**Aim of the exercise**. Update the rows from the one containing "session-time-select[interactable]: 00:00:00 [486, 285, 676, 343]" down through the one containing "session-action-select[interactable]: Join Webinar" by changing "Day" to "Week". Keep everything else in those rows the same.

**Record excerpts**.
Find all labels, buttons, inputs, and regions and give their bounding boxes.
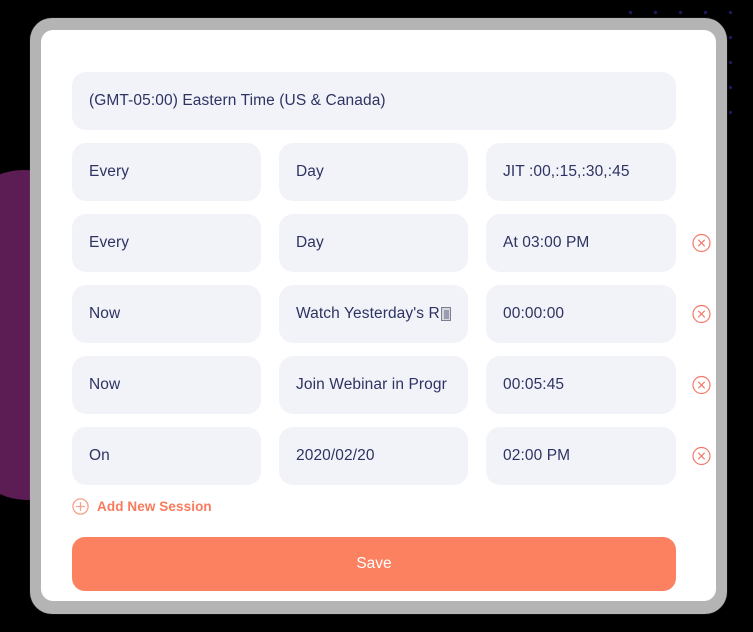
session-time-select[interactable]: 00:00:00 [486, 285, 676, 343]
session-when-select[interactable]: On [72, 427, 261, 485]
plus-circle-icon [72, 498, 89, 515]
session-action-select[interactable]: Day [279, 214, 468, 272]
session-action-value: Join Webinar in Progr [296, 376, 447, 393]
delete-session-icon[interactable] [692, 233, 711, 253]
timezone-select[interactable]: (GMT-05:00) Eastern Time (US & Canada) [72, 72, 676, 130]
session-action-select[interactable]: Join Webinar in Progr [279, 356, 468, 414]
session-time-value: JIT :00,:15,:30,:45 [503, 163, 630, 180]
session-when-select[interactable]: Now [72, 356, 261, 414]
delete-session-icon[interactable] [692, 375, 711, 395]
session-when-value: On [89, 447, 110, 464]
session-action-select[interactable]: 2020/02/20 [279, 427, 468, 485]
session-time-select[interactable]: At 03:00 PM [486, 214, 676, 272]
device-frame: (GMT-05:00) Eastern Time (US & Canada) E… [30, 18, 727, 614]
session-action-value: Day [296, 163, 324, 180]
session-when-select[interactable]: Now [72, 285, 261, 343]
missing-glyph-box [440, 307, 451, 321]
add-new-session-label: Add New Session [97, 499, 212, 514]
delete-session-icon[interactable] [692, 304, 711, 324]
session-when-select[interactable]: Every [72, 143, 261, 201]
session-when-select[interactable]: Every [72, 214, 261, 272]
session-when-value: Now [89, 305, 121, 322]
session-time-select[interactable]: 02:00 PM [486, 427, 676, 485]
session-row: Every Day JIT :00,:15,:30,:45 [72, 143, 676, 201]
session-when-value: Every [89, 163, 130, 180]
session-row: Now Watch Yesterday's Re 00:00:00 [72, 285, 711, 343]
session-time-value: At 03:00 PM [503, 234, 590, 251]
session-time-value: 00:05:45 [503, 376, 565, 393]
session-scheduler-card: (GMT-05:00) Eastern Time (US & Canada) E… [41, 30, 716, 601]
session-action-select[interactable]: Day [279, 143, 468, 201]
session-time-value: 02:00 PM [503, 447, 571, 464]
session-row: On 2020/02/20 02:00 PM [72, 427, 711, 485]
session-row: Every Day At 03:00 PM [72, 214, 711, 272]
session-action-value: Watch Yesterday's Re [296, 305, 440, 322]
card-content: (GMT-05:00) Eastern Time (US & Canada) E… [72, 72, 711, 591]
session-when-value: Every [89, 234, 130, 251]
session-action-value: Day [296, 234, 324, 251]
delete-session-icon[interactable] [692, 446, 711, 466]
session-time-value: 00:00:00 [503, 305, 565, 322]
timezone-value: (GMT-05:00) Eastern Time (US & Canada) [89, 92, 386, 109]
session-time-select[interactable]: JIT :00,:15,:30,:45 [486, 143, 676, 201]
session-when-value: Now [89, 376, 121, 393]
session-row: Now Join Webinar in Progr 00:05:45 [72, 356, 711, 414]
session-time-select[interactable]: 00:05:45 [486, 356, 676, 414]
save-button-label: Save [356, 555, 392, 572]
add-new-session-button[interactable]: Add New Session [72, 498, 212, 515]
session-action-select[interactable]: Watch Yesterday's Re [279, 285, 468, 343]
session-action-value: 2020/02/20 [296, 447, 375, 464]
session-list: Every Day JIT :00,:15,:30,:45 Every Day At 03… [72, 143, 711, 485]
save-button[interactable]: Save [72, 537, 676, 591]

**Result for this exercise**.
session-time-select[interactable]: 00:00:00 [486, 285, 676, 343]
session-when-select[interactable]: On [72, 427, 261, 485]
plus-circle-icon [72, 498, 89, 515]
session-action-select[interactable]: Week [279, 214, 468, 272]
session-action-value: Join Webinar in Progr [296, 376, 447, 393]
delete-session-icon[interactable] [692, 233, 711, 253]
timezone-select[interactable]: (GMT-05:00) Eastern Time (US & Canada) [72, 72, 676, 130]
session-action-select[interactable]: Join Webinar in Progr [279, 356, 468, 414]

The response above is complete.